Description of the task: Copy out all the data, word for word.

----

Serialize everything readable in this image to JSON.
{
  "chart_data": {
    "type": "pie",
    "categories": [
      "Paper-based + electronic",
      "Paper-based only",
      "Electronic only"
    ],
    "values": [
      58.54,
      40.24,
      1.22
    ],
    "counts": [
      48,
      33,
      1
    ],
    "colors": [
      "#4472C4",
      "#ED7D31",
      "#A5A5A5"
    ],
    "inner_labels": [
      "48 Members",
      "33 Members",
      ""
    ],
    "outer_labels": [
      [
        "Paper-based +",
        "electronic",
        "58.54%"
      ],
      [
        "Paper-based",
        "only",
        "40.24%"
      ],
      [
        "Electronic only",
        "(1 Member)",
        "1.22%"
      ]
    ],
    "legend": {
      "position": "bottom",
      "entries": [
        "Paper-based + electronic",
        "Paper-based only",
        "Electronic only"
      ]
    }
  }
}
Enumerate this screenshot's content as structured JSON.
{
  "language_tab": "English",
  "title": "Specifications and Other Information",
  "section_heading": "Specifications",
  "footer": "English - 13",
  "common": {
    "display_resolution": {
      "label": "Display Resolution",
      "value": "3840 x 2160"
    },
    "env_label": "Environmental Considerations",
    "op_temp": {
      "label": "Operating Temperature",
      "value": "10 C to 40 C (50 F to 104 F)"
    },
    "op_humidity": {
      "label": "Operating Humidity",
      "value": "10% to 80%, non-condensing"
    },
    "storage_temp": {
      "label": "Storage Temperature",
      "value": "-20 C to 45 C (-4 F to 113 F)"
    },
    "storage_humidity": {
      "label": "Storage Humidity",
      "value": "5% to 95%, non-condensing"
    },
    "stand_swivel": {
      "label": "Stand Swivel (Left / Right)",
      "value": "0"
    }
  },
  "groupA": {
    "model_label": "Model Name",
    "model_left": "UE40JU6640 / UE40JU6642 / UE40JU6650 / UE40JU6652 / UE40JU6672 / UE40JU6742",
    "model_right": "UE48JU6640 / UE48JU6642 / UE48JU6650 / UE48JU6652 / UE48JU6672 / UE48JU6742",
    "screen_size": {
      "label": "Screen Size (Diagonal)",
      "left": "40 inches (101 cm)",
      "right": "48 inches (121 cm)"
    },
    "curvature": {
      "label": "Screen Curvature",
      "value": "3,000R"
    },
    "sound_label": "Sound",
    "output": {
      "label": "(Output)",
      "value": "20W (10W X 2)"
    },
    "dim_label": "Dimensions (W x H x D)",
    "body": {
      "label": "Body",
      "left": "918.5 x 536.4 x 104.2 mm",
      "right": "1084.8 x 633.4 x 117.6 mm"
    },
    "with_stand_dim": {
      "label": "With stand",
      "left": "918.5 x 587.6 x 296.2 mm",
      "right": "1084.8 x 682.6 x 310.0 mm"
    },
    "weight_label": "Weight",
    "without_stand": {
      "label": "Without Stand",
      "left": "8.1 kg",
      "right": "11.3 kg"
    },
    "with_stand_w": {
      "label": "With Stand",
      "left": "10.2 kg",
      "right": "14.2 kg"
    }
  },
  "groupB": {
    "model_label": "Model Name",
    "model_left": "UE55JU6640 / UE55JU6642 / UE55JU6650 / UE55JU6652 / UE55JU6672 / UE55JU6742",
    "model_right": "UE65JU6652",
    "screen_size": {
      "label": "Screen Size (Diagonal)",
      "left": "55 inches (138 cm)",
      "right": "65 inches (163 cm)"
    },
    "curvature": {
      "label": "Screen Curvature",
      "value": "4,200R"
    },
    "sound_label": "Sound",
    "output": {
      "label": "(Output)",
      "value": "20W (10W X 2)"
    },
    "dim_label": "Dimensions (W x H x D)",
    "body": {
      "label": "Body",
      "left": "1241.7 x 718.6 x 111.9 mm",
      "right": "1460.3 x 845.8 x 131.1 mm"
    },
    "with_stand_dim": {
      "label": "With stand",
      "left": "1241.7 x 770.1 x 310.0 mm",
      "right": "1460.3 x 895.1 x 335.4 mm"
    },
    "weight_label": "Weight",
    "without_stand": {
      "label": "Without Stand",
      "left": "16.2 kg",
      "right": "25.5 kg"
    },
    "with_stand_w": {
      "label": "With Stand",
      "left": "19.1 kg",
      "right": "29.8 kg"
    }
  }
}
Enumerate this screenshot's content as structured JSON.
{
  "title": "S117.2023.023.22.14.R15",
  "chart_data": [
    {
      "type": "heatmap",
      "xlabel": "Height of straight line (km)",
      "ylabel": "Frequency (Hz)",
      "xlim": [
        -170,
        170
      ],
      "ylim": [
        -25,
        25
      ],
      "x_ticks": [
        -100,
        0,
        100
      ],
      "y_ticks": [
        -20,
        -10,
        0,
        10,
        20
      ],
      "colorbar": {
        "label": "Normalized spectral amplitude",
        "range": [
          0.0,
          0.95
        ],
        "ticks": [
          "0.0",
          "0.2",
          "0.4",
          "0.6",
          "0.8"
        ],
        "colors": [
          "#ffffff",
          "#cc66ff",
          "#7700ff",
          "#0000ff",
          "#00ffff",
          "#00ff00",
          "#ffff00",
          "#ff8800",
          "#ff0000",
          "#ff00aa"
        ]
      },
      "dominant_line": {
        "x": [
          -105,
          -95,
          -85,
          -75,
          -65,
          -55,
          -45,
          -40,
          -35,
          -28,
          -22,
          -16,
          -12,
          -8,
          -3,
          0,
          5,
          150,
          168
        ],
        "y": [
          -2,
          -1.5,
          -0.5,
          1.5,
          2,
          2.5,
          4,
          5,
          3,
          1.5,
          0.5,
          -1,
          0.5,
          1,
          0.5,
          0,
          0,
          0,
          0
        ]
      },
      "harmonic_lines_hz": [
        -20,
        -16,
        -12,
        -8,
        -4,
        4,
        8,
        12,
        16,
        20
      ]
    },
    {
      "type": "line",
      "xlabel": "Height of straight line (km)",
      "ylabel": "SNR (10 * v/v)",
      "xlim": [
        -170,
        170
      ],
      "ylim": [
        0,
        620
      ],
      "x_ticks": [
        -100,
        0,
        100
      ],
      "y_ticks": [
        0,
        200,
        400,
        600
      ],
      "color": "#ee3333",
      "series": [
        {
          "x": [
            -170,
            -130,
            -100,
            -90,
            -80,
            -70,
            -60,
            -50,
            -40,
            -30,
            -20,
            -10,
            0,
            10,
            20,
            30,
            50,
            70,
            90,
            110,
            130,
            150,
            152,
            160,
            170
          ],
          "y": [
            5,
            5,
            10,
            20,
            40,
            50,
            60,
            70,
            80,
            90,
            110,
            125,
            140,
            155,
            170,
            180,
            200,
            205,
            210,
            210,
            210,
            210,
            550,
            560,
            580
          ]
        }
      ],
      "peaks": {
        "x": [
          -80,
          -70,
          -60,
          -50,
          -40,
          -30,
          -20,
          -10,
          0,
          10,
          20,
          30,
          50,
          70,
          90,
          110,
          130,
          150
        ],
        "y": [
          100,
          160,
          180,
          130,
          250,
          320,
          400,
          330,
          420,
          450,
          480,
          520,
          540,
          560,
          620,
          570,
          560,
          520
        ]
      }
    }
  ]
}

----

Response:
Serialize everything readable in this image to JSON.
{
  "chart_data": {
    "type": "pie",
    "categories": [
      "Paper-based + electronic",
      "Paper-based only",
      "Electronic only"
    ],
    "values": [
      58.54,
      40.24,
      1.22
    ],
    "counts": [
      48,
      33,
      1
    ],
    "colors": [
      "#4472C4",
      "#ED7D31",
      "#A5A5A5"
    ],
    "inner_labels": [
      "48 Members",
      "33 Members",
      ""
    ],
    "outer_labels": [
      [
        "Paper-based +",
        "electronic",
        "58.54%"
      ],
      [
        "Paper-based",
        "only",
        "40.24%"
      ],
      [
        "Electronic only",
        "(1 Member)",
        "1.22%"
      ]
    ],
    "legend": {
      "position": "bottom",
      "entries": [
        "Paper-based + electronic",
        "Paper-based only",
        "Electronic only"
      ]
    }
  }
}
Enumerate this screenshot's content as structured JSON.
{
  "language_tab": "English",
  "title": "Specifications and Other Information",
  "section_heading": "Specifications",
  "footer": "English - 13",
  "common": {
    "display_resolution": {
      "label": "Display Resolution",
      "value": "3840 x 2160"
    },
    "env_label": "Environmental Considerations",
    "op_temp": {
      "label": "Operating Temperature",
      "value": "10 C to 40 C (50 F to 104 F)"
    },
    "op_humidity": {
      "label": "Operating Humidity",
      "value": "10% to 80%, non-condensing"
    },
    "storage_temp": {
      "label": "Storage Temperature",
      "value": "-20 C to 45 C (-4 F to 113 F)"
    },
    "storage_humidity": {
      "label": "Storage Humidity",
      "value": "5% to 95%, non-condensing"
    },
    "stand_swivel": {
      "label": "Stand Swivel (Left / Right)",
      "value": "0"
    }
  },
  "groupA": {
    "model_label": "Model Name",
    "model_left": "UE40JU6640 / UE40JU6642 / UE40JU6650 / UE40JU6652 / UE40JU6672 / UE40JU6742",
    "model_right": "UE48JU6640 / UE48JU6642 / UE48JU6650 / UE48JU6652 / UE48JU6672 / UE48JU6742",
    "screen_size": {
      "label": "Screen Size (Diagonal)",
      "left": "40 inches (101 cm)",
      "right": "48 inches (121 cm)"
    },
    "curvature": {
      "label": "Screen Curvature",
      "value": "3,000R"
    },
    "sound_label": "Sound",
    "output": {
      "label": "(Output)",
      "value": "20W (10W X 2)"
    },
    "dim_label": "Dimensions (W x H x D)",
    "body": {
      "label": "Body",
      "left": "918.5 x 536.4 x 104.2 mm",
      "right": "1084.8 x 633.4 x 117.6 mm"
    },
    "with_stand_dim": {
      "label": "With stand",
      "left": "918.5 x 587.6 x 296.2 mm",
      "right": "1084.8 x 682.6 x 310.0 mm"
    },
    "weight_label": "Weight",
    "without_stand": {
      "label": "Without Stand",
      "left": "8.1 kg",
      "right": "11.3 kg"
    },
    "with_stand_w": {
      "label": "With Stand",
      "left": "10.2 kg",
      "right": "14.2 kg"
    }
  },
  "groupB": {
    "model_label": "Model Name",
    "model_left": "UE55JU6640 / UE55JU6642 / UE55JU6650 / UE55JU6652 / UE55JU6672 / UE55JU6742",
    "model_right": "UE65JU6652",
    "screen_size": {
      "label": "Screen Size (Diagonal)",
      "left": "55 inches (138 cm)",
      "right": "65 inches (163 cm)"
    },
    "curvature": {
      "label": "Screen Curvature",
      "value": "4,200R"
    },
    "sound_label": "Sound",
    "output": {
      "label": "(Output)",
      "value": "20W (10W X 2)"
    },
    "dim_label": "Dimensions (W x H x D)",
    "body": {
      "label": "Body",
      "left": "1241.7 x 718.6 x 111.9 mm",
      "right": "1460.3 x 845.8 x 131.1 mm"
    },
    "with_stand_dim": {
      "label": "With stand",
      "left": "1241.7 x 770.1 x 310.0 mm",
      "right": "1460.3 x 895.1 x 335.4 mm"
    },
    "weight_label": "Weight",
    "without_stand": {
      "label": "Without Stand",
      "left": "16.2 kg",
      "right": "25.5 kg"
    },
    "with_stand_w": {
      "label": "With Stand",
      "left": "19.1 kg",
      "right": "29.8 kg"
    }
  }
}
Enumerate this screenshot's content as structured JSON.
{
  "title": "S117.2023.023.22.14.R15",
  "chart_data": [
    {
      "type": "heatmap",
      "xlabel": "Height of straight line (km)",
      "ylabel": "Frequency (Hz)",
      "xlim": [
        -170,
        170
      ],
      "ylim": [
        -25,
        25
      ],
      "x_ticks": [
        -100,
        0,
        100
      ],
      "y_ticks": [
        -20,
        -10,
        0,
        10,
        20
      ],
      "colorbar": {
        "label": "Normalized spectral amplitude",
        "range": [
          0.0,
          0.95
        ],
        "ticks": [
          "0.0",
          "0.2",
          "0.4",
          "0.6",
          "0.8"
        ],
        "colors": [
          "#ffffff",
          "#cc66ff",
          "#7700ff",
          "#0000ff",
          "#00ffff",
          "#00ff00",
          "#ffff00",
          "#ff8800",
          "#ff0000",
          "#ff00aa"
        ]
      },
      "dominant_line": {
        "x": [
          -105,
          -95,
          -85,
          -75,
          -65,
          -55,
          -45,
          -40,
          -35,
          -28,
          -22,
          -16,
          -12,
          -8,
          -3,
          0,
          5,
          150,
          168
        ],
        "y": [
          -2,
          -1.5,
          -0.5,
          1.5,
          2,
          2.5,
          4,
          5,
          3,
          1.5,
          0.5,
          -1,
          0.5,
          1,
          0.5,
          0,
          0,
          0,
          0
        ]
      },
      "harmonic_lines_hz": [
        -20,
        -16,
        -12,
        -8,
        -4,
        4,
        8,
        12,
        16,
        20
      ]
    },
    {
      "type": "line",
      "xlabel": "Height of straight line (km)",
      "ylabel": "SNR (10 * v/v)",
      "xlim": [
        -170,
        170
      ],
      "ylim": [
        0,
        620
      ],
      "x_ticks": [
        -100,
        0,
        100
      ],
      "y_ticks": [
        0,
        200,
        400,
        600
      ],
      "color": "#ee3333",
      "series": [
        {
          "x": [
            -170,
            -130,
            -100,
            -90,
            -80,
            -70,
            -60,
            -50,
            -40,
            -30,
            -20,
            -10,
            0,
            10,
            20,
            30,
            50,
            70,
            90,
            110,
            130,
            150,
            152,
            160,
            170
          ],
          "y": [
            5,
            5,
            10,
            20,
            40,
            50,
            60,
            70,
            80,
            90,
            110,
            125,
            140,
            155,
            170,
            180,
            200,
            205,
            210,
            210,
            210,
            210,
            550,
            560,
            580
          ]
        }
      ],
      "peaks": {
        "x": [
          -80,
          -70,
          -60,
          -50,
          -40,
          -30,
          -20,
          -10,
          0,
          10,
          20,
          30,
          50,
          70,
          90,
          110,
          130,
          150
        ],
        "y": [
          100,
          160,
          180,
          130,
          250,
          320,
          400,
          330,
          420,
          450,
          480,
          520,
          540,
          560,
          620,
          570,
          560,
          520
        ]
      }
    }
  ]
}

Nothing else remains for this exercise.